**GIVEN INFORMATION:**
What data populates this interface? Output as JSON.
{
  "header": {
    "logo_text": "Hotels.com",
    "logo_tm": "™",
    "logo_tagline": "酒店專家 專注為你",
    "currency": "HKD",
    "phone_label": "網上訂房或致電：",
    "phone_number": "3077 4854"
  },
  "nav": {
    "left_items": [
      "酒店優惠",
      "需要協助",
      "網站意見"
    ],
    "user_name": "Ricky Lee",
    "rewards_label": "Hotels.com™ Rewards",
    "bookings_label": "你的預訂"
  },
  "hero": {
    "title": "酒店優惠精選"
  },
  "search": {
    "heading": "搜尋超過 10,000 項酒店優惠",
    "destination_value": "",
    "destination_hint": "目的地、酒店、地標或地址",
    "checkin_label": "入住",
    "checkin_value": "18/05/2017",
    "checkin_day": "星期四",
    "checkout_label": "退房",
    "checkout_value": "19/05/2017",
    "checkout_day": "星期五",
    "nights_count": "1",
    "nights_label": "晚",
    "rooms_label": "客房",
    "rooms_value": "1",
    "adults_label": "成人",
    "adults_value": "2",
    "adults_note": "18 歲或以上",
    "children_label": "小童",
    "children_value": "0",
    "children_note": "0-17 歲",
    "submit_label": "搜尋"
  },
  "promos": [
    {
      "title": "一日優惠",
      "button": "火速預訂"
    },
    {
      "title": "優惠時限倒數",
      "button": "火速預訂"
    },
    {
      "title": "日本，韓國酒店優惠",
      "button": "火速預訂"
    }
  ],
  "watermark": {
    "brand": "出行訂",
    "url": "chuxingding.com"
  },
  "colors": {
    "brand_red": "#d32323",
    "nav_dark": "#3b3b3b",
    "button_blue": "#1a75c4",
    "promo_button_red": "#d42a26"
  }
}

**WRITTEN REQUEST:** Search the data for "title". Copy every line that has it.

**RESPONSE TO THE TASK:**
    "title": "酒店優惠精選"
      "title": "一日優惠",
      "title": "優惠時限倒數",
      "title": "日本，韓國酒店優惠",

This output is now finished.